(Annotated element listings)
[Begin]

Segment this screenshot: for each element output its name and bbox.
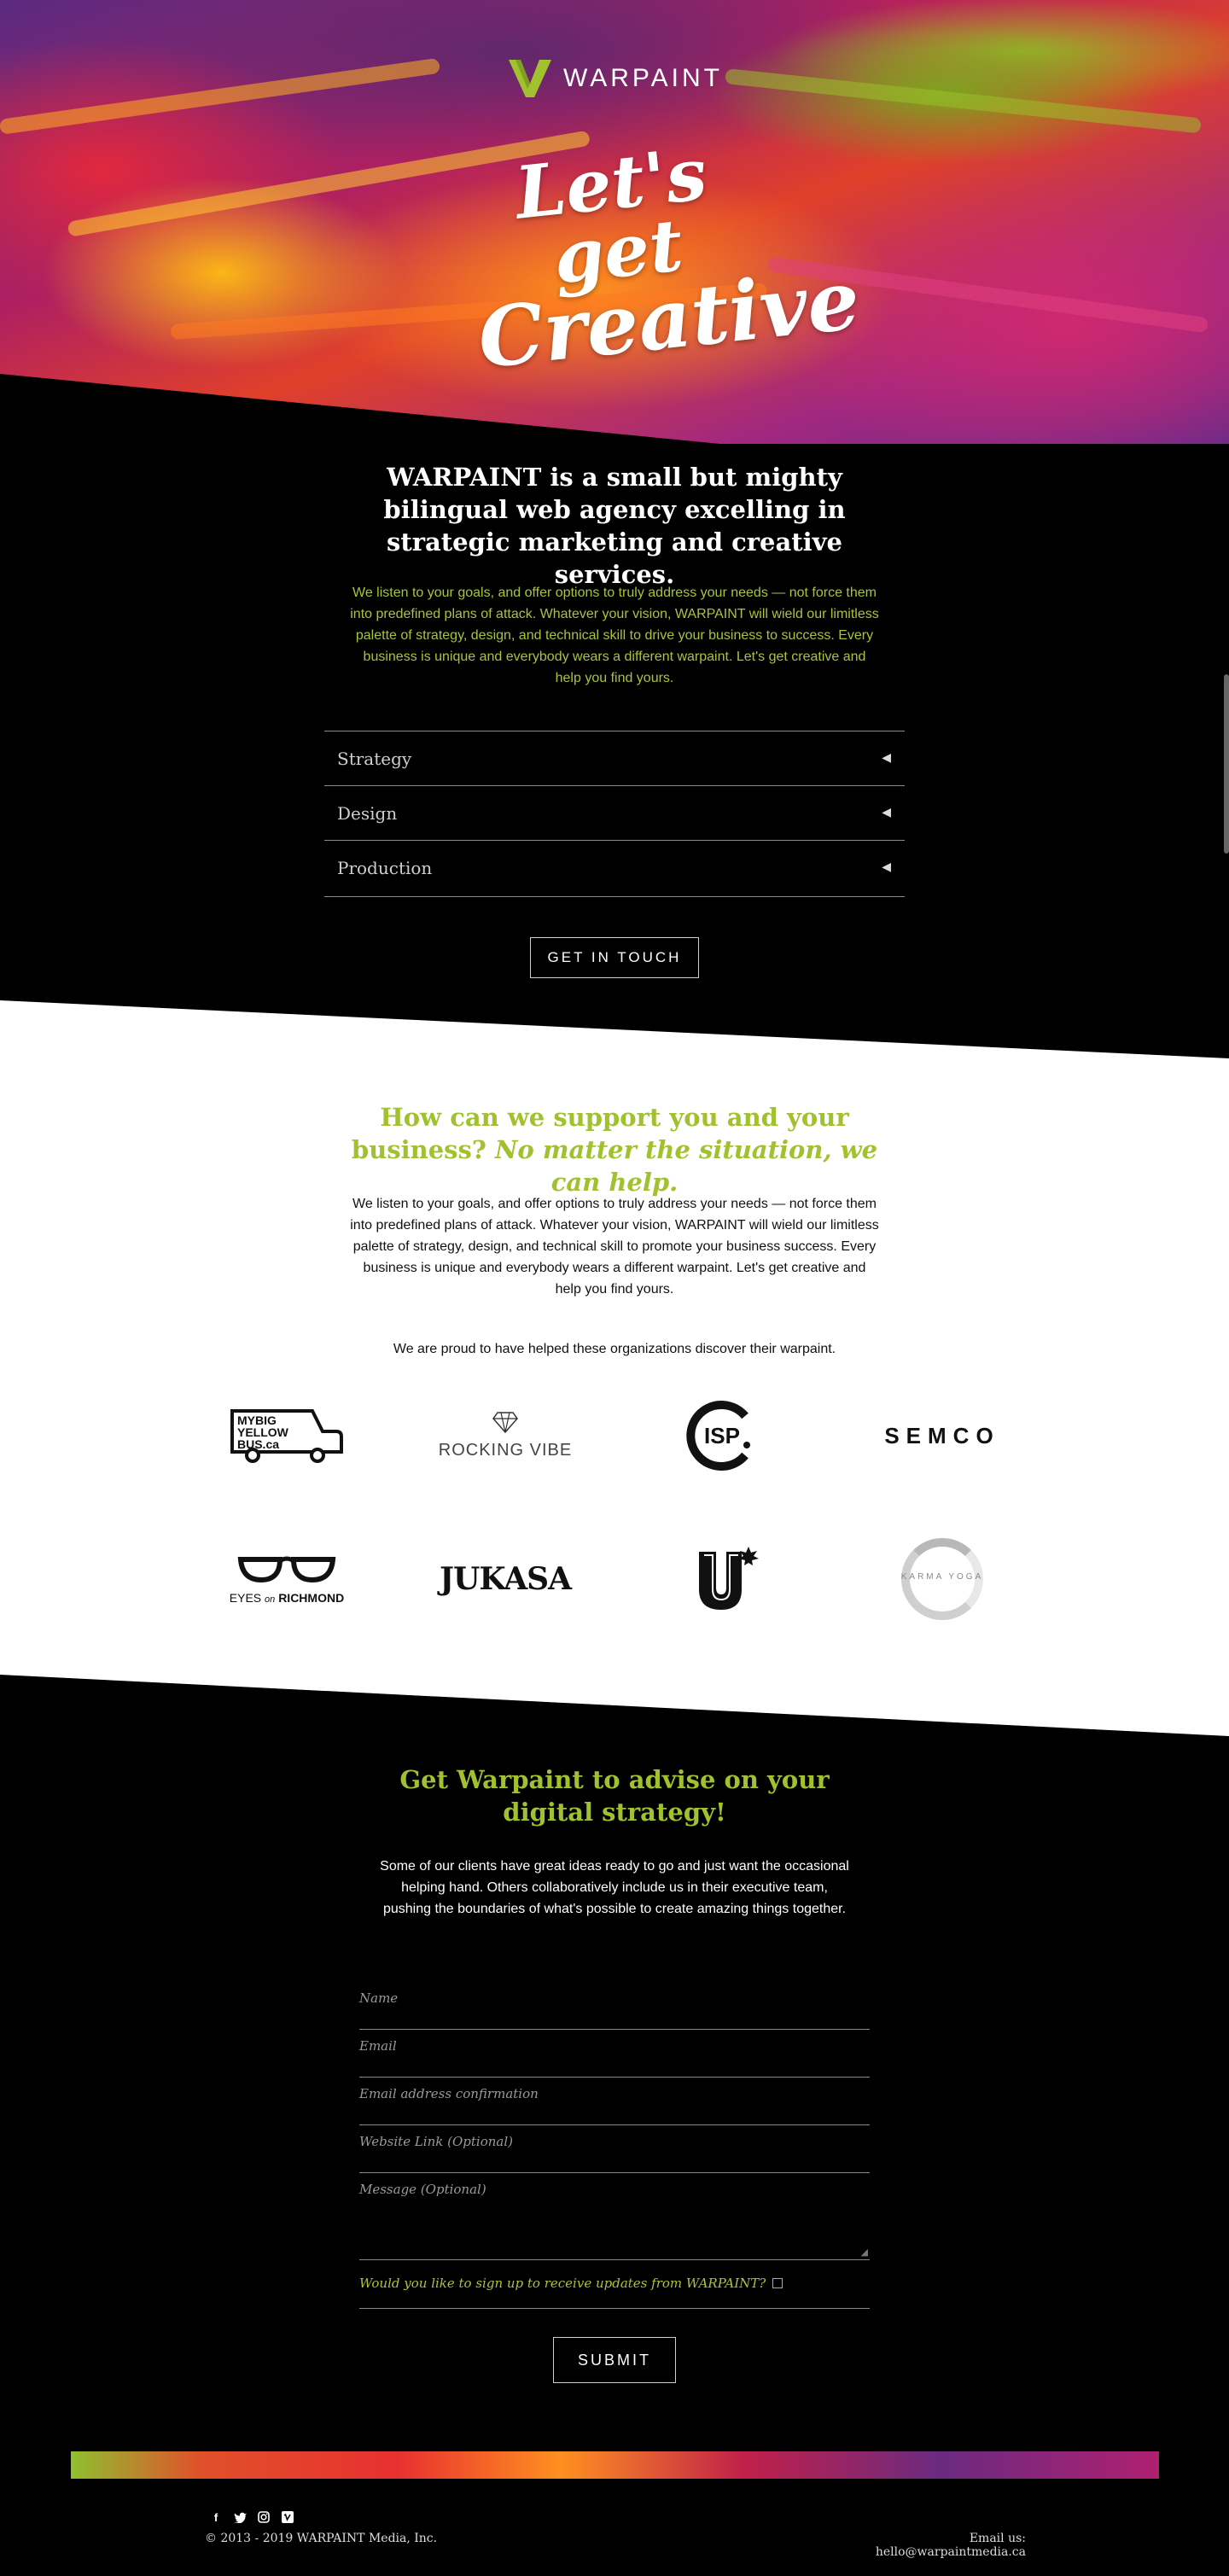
message-placeholder: Message (Optional) <box>359 2182 486 2197</box>
on-word: on <box>265 1594 276 1605</box>
name-placeholder: Name <box>359 1990 399 2006</box>
jukasa-text: JUKASA <box>439 1561 572 1597</box>
paint-streak <box>0 57 441 135</box>
richmond-word: RICHMOND <box>278 1590 345 1605</box>
vimeo-icon[interactable] <box>280 2509 295 2525</box>
logo-wordmark: WARPAINT <box>563 64 723 92</box>
get-in-touch-button[interactable]: GET IN TOUCH <box>530 937 699 978</box>
client-logo-mybigyellowbus: MYBIG YELLOW BUS.ca <box>210 1393 364 1478</box>
email-field[interactable]: Email <box>359 2030 870 2078</box>
accordion-label: Production <box>337 858 433 878</box>
bus-logo: MYBIG YELLOW BUS.ca <box>230 1409 343 1463</box>
website-field[interactable]: Website Link (Optional) <box>359 2125 870 2173</box>
diamond-logo <box>492 1412 518 1434</box>
client-logo-eyesonrichmond: EYES on RICHMOND <box>210 1536 364 1622</box>
triangle-left-icon: ◀ <box>882 750 891 764</box>
consent-checkbox[interactable] <box>772 2278 783 2288</box>
client-logo-rockingvibe: ROCKING VIBE <box>428 1393 582 1478</box>
accordion-strategy[interactable]: Strategy ◀ <box>324 731 905 785</box>
client-logo-isp: ISP <box>647 1393 801 1478</box>
footer-paint-strip <box>71 2451 1159 2479</box>
u-maple-logo <box>699 1547 759 1610</box>
accordion-production[interactable]: Production ◀ <box>324 840 905 895</box>
client-logo-semco: SEMCO <box>865 1393 1019 1478</box>
email-confirm-placeholder: Email address confirmation <box>359 2086 539 2101</box>
accordion-label: Strategy <box>337 749 412 769</box>
warpaint-v-icon <box>509 60 551 97</box>
submit-button[interactable]: SUBMIT <box>553 2337 676 2383</box>
message-field[interactable]: Message (Optional) ◢ <box>359 2173 870 2260</box>
karma-yoga-text: KARMA YOGA <box>900 1572 984 1582</box>
clients-intro: We are proud to have helped these organi… <box>393 1342 836 1356</box>
paint-streak <box>725 68 1202 134</box>
triangle-left-icon: ◀ <box>882 805 891 819</box>
consent-divider <box>359 2308 870 2309</box>
hero-banner: WARPAINT Let's get Creative <box>0 0 1229 444</box>
eyes-word: EYES <box>229 1590 262 1605</box>
email-placeholder: Email <box>359 2038 397 2054</box>
resize-handle-icon[interactable]: ◢ <box>861 2247 868 2258</box>
client-logo-karmayoga: KARMA YOGA <box>865 1536 1019 1622</box>
footer-copyright: © 2013 - 2019 WARPAINT Media, Inc. <box>205 2532 438 2545</box>
facebook-icon[interactable]: f <box>208 2509 224 2525</box>
accordion-label: Design <box>337 803 398 824</box>
svg-text:ISP: ISP <box>704 1423 740 1448</box>
contact-body: Some of our clients have great ideas rea… <box>380 1859 849 1916</box>
client-logo-jukasa: JUKASA <box>428 1536 582 1622</box>
contact-title: Get Warpaint to advise on your digital s… <box>399 1765 830 1827</box>
eyes-on-richmond-text: EYES on RICHMOND <box>230 1591 344 1605</box>
support-body: We listen to your goals, and offer optio… <box>350 1197 879 1297</box>
intro-title: WARPAINT is a small but mighty bilingual… <box>383 463 846 589</box>
twitter-icon[interactable] <box>232 2509 248 2525</box>
website-placeholder: Website Link (Optional) <box>359 2134 513 2149</box>
client-logo-u <box>647 1536 801 1622</box>
footer-email[interactable]: Email us: hello@warpaintmedia.ca <box>830 2532 1026 2559</box>
warpaint-logo[interactable]: WARPAINT <box>509 60 723 97</box>
accordion-divider <box>324 896 905 897</box>
glasses-logo <box>237 1556 336 1582</box>
social-links: f <box>208 2509 295 2525</box>
newsletter-consent: Would you like to sign up to receive upd… <box>359 2276 783 2291</box>
name-field[interactable]: Name <box>359 1982 870 2030</box>
triangle-left-icon: ◀ <box>882 860 891 873</box>
karma-yoga-logo: KARMA YOGA <box>901 1538 983 1620</box>
support-title-italic: No matter the situation, we can help. <box>494 1135 878 1197</box>
email-confirm-field[interactable]: Email address confirmation <box>359 2078 870 2125</box>
instagram-icon[interactable] <box>256 2509 271 2525</box>
hero-line-2: Creative <box>473 250 865 388</box>
rocking-vibe-text: ROCKING VIBE <box>438 1441 573 1460</box>
accordion-design[interactable]: Design ◀ <box>324 785 905 840</box>
isp-logo: ISP <box>686 1401 750 1471</box>
page-scrollbar[interactable] <box>1224 674 1229 854</box>
support-title: How can we support you and your business… <box>324 1101 905 1198</box>
consent-label: Would you like to sign up to receive upd… <box>359 2276 766 2291</box>
svg-text:BUS.ca: BUS.ca <box>237 1437 279 1451</box>
hero-headline: Let's get Creative <box>474 131 864 387</box>
semco-text: SEMCO <box>884 1422 1000 1448</box>
intro-body: We listen to your goals, and offer optio… <box>350 586 879 685</box>
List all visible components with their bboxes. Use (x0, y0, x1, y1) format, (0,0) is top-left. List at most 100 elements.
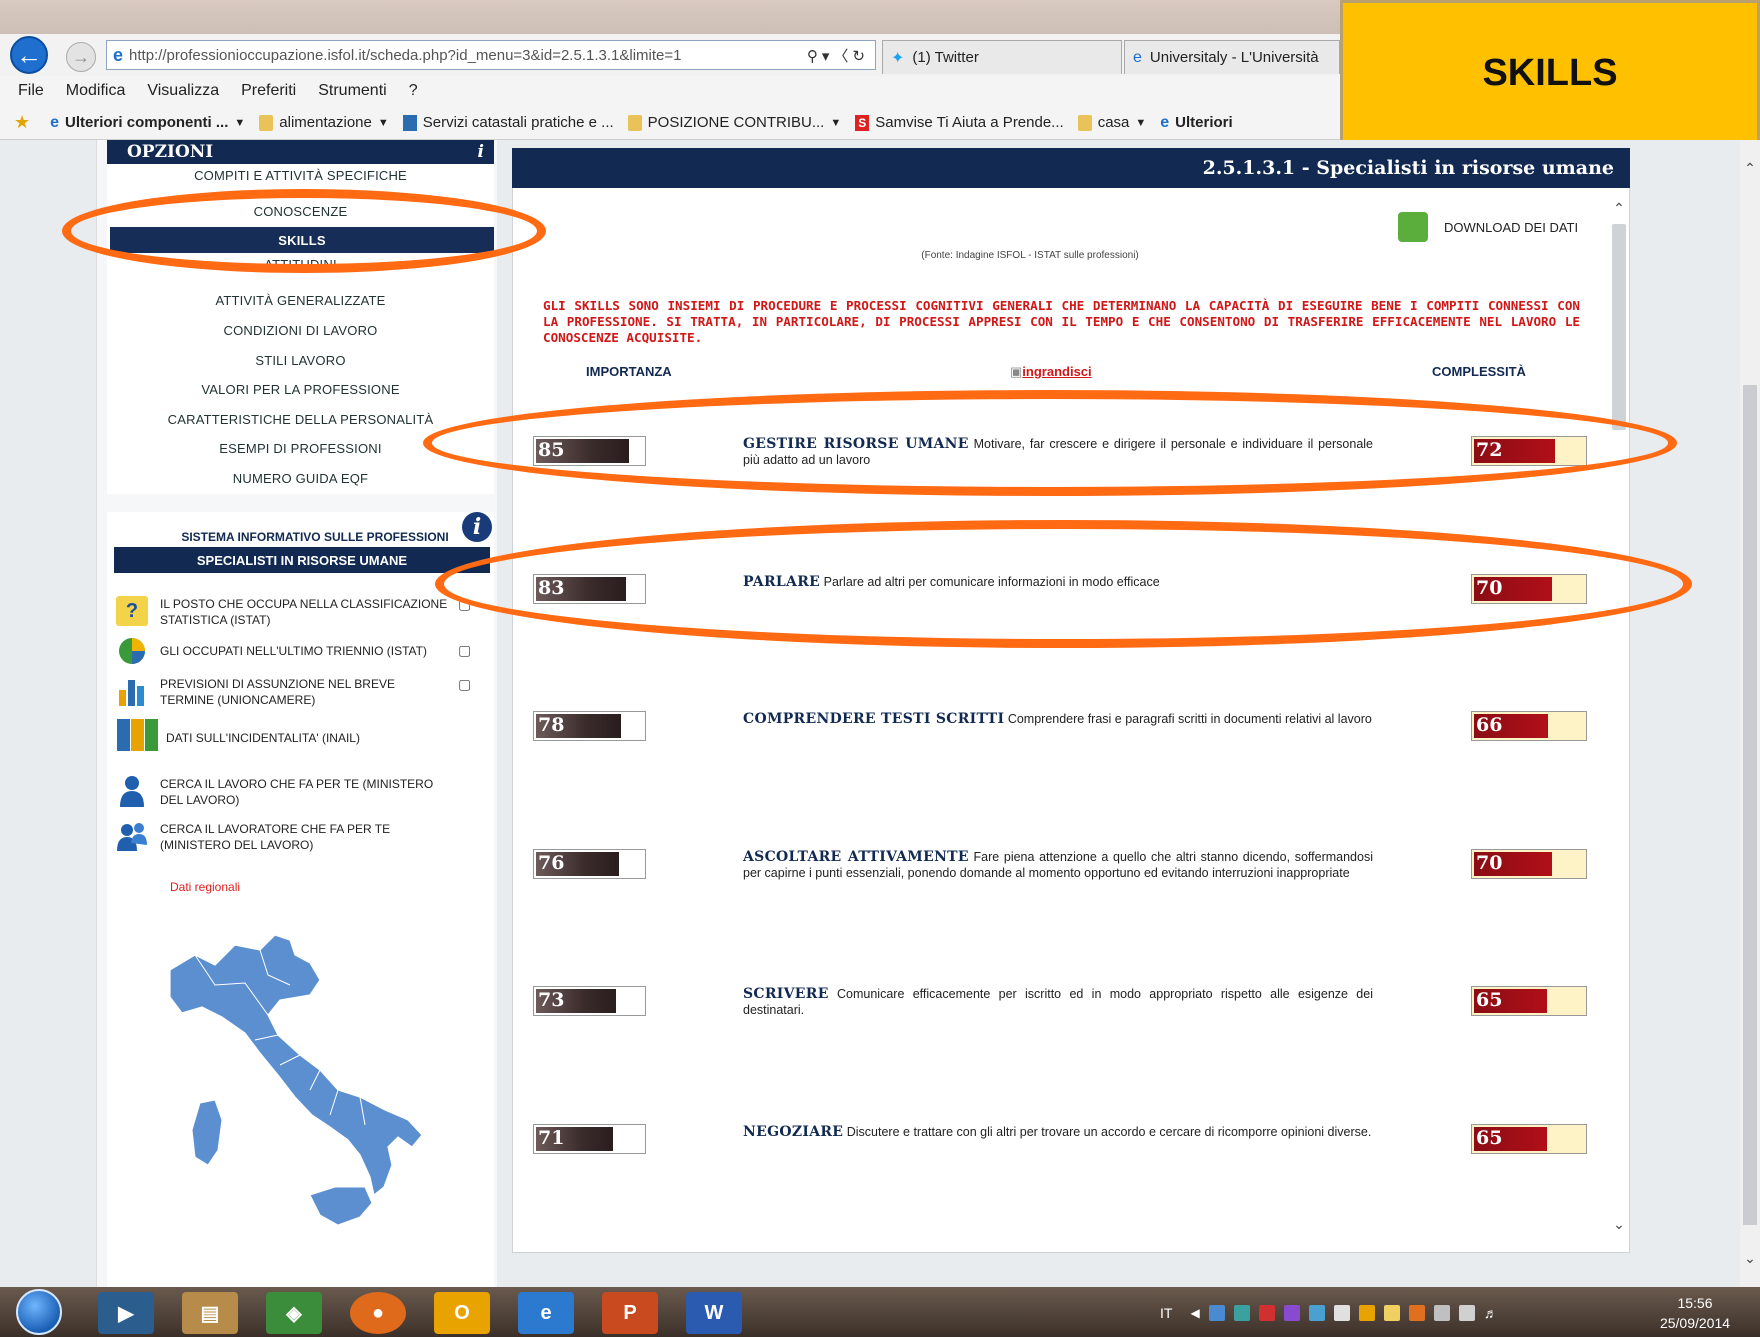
fav-item-ulteriori-2[interactable]: e Ulteriori (1160, 114, 1232, 132)
fav-item-samvise[interactable]: S Samvise Ti Aiuta a Prende... (855, 114, 1064, 131)
menu-preferiti[interactable]: Preferiti (241, 82, 296, 100)
complexity-value: 65 (1476, 989, 1503, 1011)
clock-date: 25/09/2014 (1659, 1315, 1731, 1331)
info-icon[interactable]: i (478, 142, 484, 162)
sis-item-previsioni[interactable]: PREVISIONI DI ASSUNZIONE NEL BREVE TERMI… (116, 676, 496, 708)
tray-app-icon[interactable] (1208, 1305, 1225, 1321)
importance-bar: 76 (533, 849, 646, 879)
fav-item-casa[interactable]: casa ▼ (1077, 114, 1147, 131)
zoom-link[interactable]: ▣ingrandisci (1010, 364, 1092, 380)
external-link-icon[interactable]: ▢ (458, 636, 471, 658)
info-icon[interactable]: i (462, 512, 492, 542)
skill-description: Comunicare efficacemente per iscritto ed… (743, 987, 1373, 1017)
internet-explorer-icon[interactable]: e (518, 1292, 574, 1334)
chevron-down-icon[interactable]: ⌄ (1742, 1250, 1758, 1268)
chevron-down-icon[interactable]: ⌄ (1610, 1216, 1628, 1234)
site-icon (402, 114, 417, 131)
option-stili-lavoro[interactable]: STILI LAVORO (107, 347, 494, 373)
complexity-value: 66 (1476, 714, 1503, 736)
tray-acrobat-icon[interactable] (1258, 1305, 1275, 1321)
complexity-bar: 70 (1471, 849, 1587, 879)
content-scrollbar[interactable]: ⌃ ⌄ (1610, 200, 1628, 1240)
scrollbar-thumb[interactable] (1612, 224, 1626, 430)
option-caratteristiche[interactable]: CARATTERISTICHE DELLA PERSONALITÀ (107, 406, 494, 432)
external-link-icon[interactable]: ▢ (458, 676, 471, 692)
option-attivita-generalizzate[interactable]: ATTIVITÀ GENERALIZZATE (107, 287, 494, 313)
favorites-star[interactable]: ★ (14, 112, 36, 133)
chevron-up-icon[interactable]: ⌃ (1610, 200, 1628, 218)
address-controls[interactable]: ⚲▾〈↻ (807, 45, 875, 66)
tray-app-icon[interactable] (1333, 1305, 1350, 1321)
option-valori[interactable]: VALORI PER LA PROFESSIONE (107, 376, 494, 402)
chevron-down-icon: ▼ (234, 116, 246, 129)
tray-app-icon[interactable] (1283, 1305, 1300, 1321)
tab-universitaly[interactable]: e Universitaly - L'Università (1124, 40, 1340, 74)
tray-flag-icon[interactable] (1433, 1305, 1450, 1321)
file-explorer-icon[interactable]: ▤ (182, 1292, 238, 1334)
sis-item-cerca-lavoratore[interactable]: CERCA IL LAVORATORE CHE FA PER TE (MINIS… (116, 821, 496, 853)
windows-start-button[interactable] (16, 1289, 62, 1335)
tray-outlook-icon[interactable] (1358, 1305, 1375, 1321)
person-icon (116, 776, 148, 807)
fav-item-alimentazione[interactable]: alimentazione ▼ (259, 114, 389, 131)
clock[interactable]: 15:56 25/09/2014 (1640, 1293, 1750, 1333)
regional-data-link[interactable]: Dati regionali (170, 880, 240, 894)
star-icon: ★ (14, 112, 31, 132)
sis-item-cerca-lavoro[interactable]: CERCA IL LAVORO CHE FA PER TE (MINISTERO… (116, 776, 496, 808)
sis-item-classificazione[interactable]: ? IL POSTO CHE OCCUPA NELLA CLASSIFICAZI… (116, 596, 496, 628)
bar-chart-icon (116, 676, 148, 706)
back-button[interactable]: ← (10, 36, 48, 74)
image-icon: ▣ (1010, 364, 1023, 379)
download-data-link[interactable]: DOWNLOAD DEI DATI (1398, 212, 1578, 242)
tray-app-icon[interactable] (1233, 1305, 1250, 1321)
ie-icon: e (1133, 48, 1142, 66)
tab-twitter[interactable]: ✦ (1) Twitter (882, 40, 1122, 74)
column-complexity: COMPLESSITÀ (1432, 364, 1526, 379)
tray-network-icon[interactable] (1458, 1305, 1475, 1321)
arrow-right-icon: → (72, 46, 90, 67)
chevron-down-icon: ▼ (1135, 116, 1147, 129)
language-indicator[interactable]: IT (1160, 1305, 1172, 1321)
scrollbar-thumb[interactable] (1743, 385, 1757, 1225)
forward-button[interactable]: → (66, 42, 96, 72)
sis-subtitle: SPECIALISTI IN RISORSE UMANE (114, 547, 490, 573)
word-icon[interactable]: W (686, 1292, 742, 1334)
menu-strumenti[interactable]: Strumenti (318, 82, 386, 100)
skill-name: COMPRENDERE TESTI SCRITTI (743, 711, 1005, 727)
windows-live-icon[interactable]: ◈ (266, 1292, 322, 1334)
chevron-left-icon[interactable]: ◀ (1190, 1306, 1199, 1320)
powerpoint-icon[interactable]: P (602, 1292, 658, 1334)
complexity-value: 70 (1476, 852, 1503, 874)
skill-row: ASCOLTARE ATTIVAMENTE Fare piena attenzi… (743, 849, 1373, 881)
fav-item-servizi-catastali[interactable]: Servizi catastali pratiche e ... (402, 114, 614, 131)
option-condizioni-lavoro[interactable]: CONDIZIONI DI LAVORO (107, 317, 494, 343)
address-bar[interactable]: e http://professionioccupazione.isfol.it… (106, 40, 876, 70)
skill-name: ASCOLTARE ATTIVAMENTE (743, 849, 969, 865)
option-eqf[interactable]: NUMERO GUIDA EQF (107, 465, 494, 491)
menu-visualizza[interactable]: Visualizza (147, 82, 219, 100)
media-player-icon[interactable]: ▶ (98, 1292, 154, 1334)
menu-file[interactable]: File (18, 82, 44, 100)
outlook-icon[interactable]: O (434, 1292, 490, 1334)
firefox-icon[interactable]: ● (350, 1292, 406, 1334)
chevron-up-icon[interactable]: ⌃ (1742, 160, 1758, 178)
sis-title: SISTEMA INFORMATIVO SULLE PROFESSIONI (181, 530, 449, 544)
page-scrollbar[interactable]: ⌃ ⌄ (1740, 140, 1760, 1287)
sis-item-incidentalita[interactable]: DATI SULL'INCIDENTALITA' (INAIL) (116, 719, 496, 751)
italy-map[interactable] (160, 925, 450, 1235)
clock-time: 15:56 (1677, 1295, 1713, 1311)
fav-item-ulteriori[interactable]: e Ulteriori componenti ... ▼ (50, 114, 245, 132)
skill-row: SCRIVERE Comunicare efficacemente per is… (743, 986, 1373, 1018)
menu-help[interactable]: ? (409, 82, 418, 100)
folder-icon (1077, 114, 1092, 131)
tray-mail-icon[interactable] (1383, 1305, 1400, 1321)
complexity-bar: 65 (1471, 986, 1587, 1016)
tray-app-icon[interactable] (1408, 1305, 1425, 1321)
speaker-icon[interactable]: ♬ (1484, 1305, 1498, 1321)
menu-modifica[interactable]: Modifica (66, 82, 126, 100)
tray-app-icon[interactable] (1308, 1305, 1325, 1321)
sis-item-occupati[interactable]: GLI OCCUPATI NELL'ULTIMO TRIENNIO (ISTAT… (116, 636, 496, 666)
arrow-left-icon: ← (16, 39, 42, 70)
fav-item-posizione[interactable]: POSIZIONE CONTRIBU... ▼ (627, 114, 841, 131)
people-icon (116, 821, 148, 851)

[End]

Short task
Reproduce the lines beginning at the one that contains "message-placeholder: Message (Optional)" and ending after the one that contains "logo-wordmark: WARPAINT <box>563", switching "WARPAINT" to "BRUSHWORK" and leaving everything else unchanged.

Exercise response
message-placeholder: Message (Optional) <box>359 2182 486 2197</box>
on-word: on <box>265 1594 276 1605</box>
name-placeholder: Name <box>359 1990 399 2006</box>
jukasa-text: JUKASA <box>439 1561 572 1597</box>
paint-streak <box>0 57 441 135</box>
richmond-word: RICHMOND <box>278 1590 345 1605</box>
vimeo-icon[interactable] <box>280 2509 295 2525</box>
logo-wordmark: BRUSHWORK <box>563 64 723 92</box>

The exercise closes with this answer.